*To do*: Determine how many lines below hold the string "Rauschen". Reply with the number alone.

□ □ □ □

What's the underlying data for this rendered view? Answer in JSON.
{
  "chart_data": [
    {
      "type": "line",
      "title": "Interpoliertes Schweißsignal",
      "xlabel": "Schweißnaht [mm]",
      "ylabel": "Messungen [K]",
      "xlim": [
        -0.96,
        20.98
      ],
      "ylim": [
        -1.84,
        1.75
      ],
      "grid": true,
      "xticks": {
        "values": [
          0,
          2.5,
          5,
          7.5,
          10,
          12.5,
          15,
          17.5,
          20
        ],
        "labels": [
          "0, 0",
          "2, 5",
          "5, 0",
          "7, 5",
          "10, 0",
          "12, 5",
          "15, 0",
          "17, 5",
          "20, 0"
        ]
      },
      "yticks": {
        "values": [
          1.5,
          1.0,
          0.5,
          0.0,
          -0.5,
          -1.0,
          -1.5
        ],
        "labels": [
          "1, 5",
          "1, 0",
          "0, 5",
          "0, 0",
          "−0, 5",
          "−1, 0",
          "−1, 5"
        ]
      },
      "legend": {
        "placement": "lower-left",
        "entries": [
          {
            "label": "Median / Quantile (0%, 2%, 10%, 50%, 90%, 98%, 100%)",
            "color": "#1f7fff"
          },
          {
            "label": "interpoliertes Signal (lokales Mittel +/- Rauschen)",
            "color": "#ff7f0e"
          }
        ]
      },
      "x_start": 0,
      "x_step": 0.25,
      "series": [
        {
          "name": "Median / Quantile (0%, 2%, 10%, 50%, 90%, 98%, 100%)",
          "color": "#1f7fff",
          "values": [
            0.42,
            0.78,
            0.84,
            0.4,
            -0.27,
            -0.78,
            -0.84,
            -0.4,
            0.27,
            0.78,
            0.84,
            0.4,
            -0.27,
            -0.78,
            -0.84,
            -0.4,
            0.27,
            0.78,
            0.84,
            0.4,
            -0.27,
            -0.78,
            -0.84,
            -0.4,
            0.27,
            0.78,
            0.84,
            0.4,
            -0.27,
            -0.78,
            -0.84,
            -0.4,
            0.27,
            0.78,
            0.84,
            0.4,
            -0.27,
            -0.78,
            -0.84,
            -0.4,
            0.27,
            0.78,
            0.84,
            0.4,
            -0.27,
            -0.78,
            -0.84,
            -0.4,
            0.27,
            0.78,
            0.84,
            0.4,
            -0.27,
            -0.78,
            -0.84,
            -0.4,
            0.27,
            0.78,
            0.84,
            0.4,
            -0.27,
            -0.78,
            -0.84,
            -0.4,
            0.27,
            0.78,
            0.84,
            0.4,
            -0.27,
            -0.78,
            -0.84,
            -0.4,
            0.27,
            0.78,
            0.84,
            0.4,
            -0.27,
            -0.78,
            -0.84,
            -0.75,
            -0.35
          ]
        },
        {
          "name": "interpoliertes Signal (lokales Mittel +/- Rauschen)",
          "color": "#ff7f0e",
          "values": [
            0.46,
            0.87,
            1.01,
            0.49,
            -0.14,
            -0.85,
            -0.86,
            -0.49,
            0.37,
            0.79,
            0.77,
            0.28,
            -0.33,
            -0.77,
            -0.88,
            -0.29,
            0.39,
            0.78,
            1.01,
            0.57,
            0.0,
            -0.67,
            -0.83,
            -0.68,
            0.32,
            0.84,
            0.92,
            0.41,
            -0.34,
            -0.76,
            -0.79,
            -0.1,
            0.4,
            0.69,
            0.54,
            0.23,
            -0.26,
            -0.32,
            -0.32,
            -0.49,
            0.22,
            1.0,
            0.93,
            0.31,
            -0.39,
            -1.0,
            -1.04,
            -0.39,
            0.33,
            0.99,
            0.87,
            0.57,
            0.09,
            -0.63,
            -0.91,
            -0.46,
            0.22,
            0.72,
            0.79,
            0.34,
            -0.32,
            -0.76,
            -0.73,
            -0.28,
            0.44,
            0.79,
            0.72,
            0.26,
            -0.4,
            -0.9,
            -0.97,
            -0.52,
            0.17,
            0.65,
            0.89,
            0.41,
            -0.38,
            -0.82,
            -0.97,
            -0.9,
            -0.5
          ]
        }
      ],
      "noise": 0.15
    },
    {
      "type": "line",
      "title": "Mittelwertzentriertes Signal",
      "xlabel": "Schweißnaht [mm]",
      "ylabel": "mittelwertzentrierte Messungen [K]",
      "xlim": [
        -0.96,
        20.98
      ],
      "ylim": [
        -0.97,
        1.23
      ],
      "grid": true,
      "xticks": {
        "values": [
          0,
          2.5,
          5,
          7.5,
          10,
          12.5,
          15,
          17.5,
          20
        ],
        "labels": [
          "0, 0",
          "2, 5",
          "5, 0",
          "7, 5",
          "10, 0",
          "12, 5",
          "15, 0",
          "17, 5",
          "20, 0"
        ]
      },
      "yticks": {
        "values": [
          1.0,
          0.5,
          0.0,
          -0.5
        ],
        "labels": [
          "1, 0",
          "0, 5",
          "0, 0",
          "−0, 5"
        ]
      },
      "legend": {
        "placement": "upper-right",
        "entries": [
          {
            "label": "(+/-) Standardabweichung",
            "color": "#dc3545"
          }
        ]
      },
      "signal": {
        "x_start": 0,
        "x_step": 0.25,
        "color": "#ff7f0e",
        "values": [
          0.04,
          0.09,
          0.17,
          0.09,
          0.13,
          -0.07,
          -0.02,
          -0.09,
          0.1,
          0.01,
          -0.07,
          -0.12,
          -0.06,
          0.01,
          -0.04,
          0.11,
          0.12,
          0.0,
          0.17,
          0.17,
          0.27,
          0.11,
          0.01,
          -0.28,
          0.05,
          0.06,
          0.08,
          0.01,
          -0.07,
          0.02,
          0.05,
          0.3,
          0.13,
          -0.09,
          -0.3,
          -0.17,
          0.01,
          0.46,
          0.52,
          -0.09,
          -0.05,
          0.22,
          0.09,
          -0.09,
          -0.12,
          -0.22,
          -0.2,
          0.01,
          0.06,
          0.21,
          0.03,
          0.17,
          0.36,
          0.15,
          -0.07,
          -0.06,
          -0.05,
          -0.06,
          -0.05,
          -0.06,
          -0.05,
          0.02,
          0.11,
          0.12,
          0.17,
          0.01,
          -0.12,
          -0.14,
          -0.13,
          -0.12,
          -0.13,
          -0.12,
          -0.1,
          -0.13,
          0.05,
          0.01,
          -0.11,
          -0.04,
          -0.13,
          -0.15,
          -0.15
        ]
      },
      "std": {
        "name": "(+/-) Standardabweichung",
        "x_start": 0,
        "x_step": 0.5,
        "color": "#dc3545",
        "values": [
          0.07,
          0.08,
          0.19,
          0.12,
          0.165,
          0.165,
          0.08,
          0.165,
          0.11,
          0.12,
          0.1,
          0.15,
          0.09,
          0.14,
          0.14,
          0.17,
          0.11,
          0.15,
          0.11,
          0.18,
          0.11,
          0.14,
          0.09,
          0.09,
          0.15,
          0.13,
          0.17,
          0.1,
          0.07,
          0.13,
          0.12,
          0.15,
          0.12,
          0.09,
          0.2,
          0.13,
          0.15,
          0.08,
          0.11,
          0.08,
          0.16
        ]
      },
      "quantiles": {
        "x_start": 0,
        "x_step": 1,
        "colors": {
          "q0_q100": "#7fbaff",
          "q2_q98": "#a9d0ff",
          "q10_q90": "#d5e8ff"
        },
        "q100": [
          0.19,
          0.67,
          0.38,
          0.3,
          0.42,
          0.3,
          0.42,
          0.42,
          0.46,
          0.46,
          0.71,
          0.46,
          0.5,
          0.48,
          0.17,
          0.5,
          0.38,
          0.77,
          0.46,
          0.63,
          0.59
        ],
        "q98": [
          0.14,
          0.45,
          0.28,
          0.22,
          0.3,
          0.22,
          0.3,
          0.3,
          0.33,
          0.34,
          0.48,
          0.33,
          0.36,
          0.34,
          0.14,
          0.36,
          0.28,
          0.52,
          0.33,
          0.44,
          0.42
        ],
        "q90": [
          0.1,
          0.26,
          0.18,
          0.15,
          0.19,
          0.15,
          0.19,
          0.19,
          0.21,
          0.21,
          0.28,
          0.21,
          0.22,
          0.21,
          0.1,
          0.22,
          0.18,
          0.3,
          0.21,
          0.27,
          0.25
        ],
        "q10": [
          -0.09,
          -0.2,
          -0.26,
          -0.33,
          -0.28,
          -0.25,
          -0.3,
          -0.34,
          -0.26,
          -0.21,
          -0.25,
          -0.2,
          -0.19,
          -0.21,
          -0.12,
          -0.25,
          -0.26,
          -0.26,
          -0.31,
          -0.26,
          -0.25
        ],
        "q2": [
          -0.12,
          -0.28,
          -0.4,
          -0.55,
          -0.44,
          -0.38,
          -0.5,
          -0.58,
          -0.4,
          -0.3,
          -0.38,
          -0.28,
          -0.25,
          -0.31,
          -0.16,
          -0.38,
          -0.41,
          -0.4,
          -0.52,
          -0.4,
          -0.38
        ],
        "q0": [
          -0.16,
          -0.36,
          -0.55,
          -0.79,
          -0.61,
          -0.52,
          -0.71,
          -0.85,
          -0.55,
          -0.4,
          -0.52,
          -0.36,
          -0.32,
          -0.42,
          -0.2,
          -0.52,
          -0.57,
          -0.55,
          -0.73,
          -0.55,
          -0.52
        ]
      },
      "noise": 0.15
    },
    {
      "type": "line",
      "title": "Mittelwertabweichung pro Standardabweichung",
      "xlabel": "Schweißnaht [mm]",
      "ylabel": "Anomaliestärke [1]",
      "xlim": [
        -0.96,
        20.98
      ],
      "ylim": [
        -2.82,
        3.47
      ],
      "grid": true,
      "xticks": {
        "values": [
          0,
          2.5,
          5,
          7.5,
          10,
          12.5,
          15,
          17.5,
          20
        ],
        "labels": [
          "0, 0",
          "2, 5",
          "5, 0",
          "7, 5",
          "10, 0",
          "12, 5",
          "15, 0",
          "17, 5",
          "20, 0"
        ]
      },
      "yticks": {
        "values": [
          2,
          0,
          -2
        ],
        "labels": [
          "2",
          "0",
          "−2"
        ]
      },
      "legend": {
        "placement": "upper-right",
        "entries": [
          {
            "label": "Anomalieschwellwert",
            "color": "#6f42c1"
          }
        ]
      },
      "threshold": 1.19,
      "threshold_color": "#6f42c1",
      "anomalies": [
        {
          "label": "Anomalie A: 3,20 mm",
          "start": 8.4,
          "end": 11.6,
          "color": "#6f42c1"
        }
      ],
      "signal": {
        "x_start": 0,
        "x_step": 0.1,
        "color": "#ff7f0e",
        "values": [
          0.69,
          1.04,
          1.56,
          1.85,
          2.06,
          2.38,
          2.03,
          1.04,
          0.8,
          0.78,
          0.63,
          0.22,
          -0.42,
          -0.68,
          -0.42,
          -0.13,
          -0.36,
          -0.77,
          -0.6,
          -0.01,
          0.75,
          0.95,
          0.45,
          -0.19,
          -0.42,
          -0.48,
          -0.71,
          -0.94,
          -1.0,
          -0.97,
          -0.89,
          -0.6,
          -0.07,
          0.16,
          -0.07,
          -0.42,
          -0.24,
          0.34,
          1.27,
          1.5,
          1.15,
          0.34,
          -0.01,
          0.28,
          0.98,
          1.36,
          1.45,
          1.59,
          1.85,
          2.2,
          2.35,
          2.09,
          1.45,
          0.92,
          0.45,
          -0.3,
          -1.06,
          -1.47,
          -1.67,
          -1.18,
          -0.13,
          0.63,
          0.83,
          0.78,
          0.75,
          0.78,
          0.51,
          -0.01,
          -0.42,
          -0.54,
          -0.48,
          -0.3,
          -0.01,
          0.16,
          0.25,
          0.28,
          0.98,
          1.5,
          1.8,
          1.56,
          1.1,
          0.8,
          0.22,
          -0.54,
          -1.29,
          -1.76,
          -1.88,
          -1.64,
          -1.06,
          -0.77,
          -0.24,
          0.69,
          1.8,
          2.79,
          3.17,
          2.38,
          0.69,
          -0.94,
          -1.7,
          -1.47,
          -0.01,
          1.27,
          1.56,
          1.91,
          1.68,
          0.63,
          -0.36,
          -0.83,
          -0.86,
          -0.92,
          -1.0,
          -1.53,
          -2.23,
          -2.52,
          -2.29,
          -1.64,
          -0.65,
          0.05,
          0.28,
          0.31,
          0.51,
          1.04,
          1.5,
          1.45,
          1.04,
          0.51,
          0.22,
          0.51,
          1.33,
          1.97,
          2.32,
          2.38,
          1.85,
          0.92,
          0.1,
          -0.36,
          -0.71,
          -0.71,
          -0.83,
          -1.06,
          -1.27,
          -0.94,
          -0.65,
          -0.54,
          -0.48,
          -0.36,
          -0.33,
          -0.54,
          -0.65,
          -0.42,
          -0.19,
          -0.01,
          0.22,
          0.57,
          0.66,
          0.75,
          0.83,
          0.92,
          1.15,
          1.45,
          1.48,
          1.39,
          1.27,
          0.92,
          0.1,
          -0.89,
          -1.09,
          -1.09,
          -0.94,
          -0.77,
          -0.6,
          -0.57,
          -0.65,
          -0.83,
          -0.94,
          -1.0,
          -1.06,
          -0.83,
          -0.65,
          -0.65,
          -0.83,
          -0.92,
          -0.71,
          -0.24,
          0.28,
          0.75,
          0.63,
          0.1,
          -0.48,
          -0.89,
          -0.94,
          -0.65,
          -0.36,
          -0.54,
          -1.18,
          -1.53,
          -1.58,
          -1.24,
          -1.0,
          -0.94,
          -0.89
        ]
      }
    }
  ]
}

□ □ □ □

*Result of this exercise*: 2